**Dataset entries:**
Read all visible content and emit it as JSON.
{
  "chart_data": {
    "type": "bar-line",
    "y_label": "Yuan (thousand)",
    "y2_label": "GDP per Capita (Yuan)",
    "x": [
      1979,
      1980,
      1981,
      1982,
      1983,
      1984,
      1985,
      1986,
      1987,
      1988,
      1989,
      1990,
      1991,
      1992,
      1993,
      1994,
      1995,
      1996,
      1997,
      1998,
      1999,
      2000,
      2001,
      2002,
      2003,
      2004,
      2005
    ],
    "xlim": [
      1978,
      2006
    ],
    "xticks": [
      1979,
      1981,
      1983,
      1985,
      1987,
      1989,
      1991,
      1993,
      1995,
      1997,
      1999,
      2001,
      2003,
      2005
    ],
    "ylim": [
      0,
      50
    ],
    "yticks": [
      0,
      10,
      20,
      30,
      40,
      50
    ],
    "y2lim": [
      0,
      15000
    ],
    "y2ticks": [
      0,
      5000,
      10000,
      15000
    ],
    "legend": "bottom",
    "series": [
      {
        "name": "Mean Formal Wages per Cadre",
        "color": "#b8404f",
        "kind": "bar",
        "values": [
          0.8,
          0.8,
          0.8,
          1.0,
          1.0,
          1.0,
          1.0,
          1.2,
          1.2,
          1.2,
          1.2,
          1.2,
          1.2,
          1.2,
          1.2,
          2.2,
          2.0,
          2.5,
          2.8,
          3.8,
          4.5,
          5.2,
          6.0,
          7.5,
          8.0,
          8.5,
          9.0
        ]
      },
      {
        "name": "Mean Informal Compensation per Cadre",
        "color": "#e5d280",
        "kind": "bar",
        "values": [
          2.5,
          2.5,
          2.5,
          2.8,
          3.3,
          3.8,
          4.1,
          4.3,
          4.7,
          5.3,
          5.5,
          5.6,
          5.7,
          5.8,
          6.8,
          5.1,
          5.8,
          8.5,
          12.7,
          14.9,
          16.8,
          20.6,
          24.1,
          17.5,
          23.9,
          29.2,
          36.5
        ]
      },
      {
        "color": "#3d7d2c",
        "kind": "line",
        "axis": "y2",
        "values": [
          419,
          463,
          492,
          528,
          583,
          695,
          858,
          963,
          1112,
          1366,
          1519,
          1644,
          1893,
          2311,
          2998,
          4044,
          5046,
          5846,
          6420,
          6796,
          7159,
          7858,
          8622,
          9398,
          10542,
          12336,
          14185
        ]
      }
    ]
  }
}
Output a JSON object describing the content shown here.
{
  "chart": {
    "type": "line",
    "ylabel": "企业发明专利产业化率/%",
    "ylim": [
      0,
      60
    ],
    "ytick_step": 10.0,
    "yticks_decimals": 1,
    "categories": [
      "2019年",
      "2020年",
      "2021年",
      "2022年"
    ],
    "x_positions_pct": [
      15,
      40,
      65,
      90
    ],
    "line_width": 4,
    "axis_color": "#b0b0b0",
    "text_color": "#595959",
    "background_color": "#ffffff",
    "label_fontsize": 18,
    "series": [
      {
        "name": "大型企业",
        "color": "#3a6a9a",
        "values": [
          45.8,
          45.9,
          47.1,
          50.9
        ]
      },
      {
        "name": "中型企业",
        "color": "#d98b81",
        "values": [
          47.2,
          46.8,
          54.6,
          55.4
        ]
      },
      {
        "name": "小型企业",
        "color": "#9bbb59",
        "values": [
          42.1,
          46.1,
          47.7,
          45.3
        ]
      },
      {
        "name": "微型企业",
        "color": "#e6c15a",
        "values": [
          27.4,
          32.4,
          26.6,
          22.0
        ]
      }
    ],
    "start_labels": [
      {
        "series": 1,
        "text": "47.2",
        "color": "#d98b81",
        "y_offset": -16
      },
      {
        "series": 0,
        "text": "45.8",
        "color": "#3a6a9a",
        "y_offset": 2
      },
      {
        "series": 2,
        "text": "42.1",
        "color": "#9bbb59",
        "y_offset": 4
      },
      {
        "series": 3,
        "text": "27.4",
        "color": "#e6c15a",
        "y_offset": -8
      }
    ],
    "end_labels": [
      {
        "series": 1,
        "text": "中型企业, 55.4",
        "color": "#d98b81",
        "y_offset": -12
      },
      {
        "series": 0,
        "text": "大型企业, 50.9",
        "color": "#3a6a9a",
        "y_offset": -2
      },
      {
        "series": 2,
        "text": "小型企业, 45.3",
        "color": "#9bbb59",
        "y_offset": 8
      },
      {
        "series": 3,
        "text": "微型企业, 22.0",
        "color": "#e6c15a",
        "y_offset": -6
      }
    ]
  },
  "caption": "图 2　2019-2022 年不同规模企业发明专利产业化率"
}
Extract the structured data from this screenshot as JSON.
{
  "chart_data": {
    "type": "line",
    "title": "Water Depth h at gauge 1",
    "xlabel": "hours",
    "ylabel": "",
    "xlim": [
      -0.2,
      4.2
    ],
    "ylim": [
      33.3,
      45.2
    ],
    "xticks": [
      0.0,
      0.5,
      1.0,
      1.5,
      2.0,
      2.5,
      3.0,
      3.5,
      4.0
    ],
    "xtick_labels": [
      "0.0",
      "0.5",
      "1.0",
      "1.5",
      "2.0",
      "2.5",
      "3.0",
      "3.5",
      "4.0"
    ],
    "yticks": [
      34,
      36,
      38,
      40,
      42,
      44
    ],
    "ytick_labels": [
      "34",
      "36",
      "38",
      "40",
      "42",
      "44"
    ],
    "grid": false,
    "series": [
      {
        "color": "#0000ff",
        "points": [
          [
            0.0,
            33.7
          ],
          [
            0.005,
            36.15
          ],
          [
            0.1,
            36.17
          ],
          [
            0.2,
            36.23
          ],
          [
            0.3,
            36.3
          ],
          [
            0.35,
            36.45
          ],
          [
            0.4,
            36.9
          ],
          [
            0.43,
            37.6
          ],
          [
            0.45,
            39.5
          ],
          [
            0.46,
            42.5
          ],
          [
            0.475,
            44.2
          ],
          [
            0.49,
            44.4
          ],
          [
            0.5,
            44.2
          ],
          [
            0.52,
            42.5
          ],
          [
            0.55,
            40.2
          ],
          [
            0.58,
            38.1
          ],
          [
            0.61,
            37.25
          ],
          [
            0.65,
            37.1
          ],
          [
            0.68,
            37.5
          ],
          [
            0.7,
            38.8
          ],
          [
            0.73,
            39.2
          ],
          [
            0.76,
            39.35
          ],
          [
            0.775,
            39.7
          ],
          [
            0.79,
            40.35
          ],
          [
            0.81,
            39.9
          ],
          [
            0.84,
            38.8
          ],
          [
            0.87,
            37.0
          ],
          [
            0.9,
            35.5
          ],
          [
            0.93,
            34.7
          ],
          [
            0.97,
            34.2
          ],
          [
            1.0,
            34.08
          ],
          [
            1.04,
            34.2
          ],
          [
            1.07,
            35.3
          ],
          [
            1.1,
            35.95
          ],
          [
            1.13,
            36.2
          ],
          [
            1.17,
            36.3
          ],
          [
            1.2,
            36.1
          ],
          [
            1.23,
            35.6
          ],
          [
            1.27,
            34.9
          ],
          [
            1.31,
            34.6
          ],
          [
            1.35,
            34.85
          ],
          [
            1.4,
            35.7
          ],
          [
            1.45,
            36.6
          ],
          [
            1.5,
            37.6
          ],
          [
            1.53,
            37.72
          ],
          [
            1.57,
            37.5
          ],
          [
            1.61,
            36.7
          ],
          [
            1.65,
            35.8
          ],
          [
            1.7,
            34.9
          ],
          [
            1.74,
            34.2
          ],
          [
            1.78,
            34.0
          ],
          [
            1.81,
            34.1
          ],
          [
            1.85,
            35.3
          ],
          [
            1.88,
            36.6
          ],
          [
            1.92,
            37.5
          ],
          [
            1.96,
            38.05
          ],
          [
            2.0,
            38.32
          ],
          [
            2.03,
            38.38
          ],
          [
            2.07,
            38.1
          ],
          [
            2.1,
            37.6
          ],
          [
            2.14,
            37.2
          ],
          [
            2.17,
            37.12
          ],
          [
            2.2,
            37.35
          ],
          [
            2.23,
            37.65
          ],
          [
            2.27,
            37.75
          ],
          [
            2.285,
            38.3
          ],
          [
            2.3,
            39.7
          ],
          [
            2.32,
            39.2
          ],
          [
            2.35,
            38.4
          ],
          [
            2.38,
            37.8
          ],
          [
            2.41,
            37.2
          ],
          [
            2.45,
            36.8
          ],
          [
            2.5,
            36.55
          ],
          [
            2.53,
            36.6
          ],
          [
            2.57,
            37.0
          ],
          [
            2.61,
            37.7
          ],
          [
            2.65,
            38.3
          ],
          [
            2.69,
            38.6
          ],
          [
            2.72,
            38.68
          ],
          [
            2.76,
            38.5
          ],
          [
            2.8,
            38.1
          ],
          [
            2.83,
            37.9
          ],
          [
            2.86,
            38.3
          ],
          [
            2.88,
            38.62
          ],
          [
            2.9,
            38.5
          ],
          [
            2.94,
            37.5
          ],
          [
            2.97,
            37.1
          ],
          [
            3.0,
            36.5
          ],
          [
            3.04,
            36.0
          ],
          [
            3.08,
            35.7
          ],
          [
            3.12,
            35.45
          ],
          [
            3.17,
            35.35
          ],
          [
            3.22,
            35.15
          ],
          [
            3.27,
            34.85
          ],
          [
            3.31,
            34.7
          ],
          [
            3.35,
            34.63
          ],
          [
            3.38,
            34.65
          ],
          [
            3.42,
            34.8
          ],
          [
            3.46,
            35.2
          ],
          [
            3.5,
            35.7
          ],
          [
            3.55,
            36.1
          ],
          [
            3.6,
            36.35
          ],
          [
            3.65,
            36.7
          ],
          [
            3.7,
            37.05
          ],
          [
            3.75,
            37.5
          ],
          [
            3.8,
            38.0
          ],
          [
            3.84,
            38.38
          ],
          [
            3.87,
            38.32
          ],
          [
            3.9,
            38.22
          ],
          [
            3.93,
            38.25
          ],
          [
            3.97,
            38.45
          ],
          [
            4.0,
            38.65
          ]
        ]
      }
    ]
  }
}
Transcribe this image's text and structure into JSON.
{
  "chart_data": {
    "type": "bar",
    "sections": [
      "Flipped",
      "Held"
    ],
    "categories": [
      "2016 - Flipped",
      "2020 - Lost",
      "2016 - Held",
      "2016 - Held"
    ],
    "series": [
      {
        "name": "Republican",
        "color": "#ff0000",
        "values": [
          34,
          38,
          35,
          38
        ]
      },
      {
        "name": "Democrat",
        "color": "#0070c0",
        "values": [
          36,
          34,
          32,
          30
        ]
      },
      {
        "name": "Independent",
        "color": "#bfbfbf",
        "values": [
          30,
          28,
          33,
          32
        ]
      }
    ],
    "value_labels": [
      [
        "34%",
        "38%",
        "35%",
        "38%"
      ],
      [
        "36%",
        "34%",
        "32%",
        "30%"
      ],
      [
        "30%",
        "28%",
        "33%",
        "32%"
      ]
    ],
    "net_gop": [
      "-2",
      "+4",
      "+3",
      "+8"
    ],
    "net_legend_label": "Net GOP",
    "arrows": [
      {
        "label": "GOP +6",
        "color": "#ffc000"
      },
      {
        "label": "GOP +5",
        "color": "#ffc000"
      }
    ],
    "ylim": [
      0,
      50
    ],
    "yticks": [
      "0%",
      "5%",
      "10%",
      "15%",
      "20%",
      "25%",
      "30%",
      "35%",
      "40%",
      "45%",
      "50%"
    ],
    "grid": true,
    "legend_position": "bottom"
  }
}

**Exercise brief:** Extract lines where the string "JSON" occurs.

**Result for this exercise:**
Read all visible content and emit it as JSON.
Output a JSON object describing the content shown here.
Extract the structured data from this screenshot as JSON.
Transcribe this image's text and structure into JSON.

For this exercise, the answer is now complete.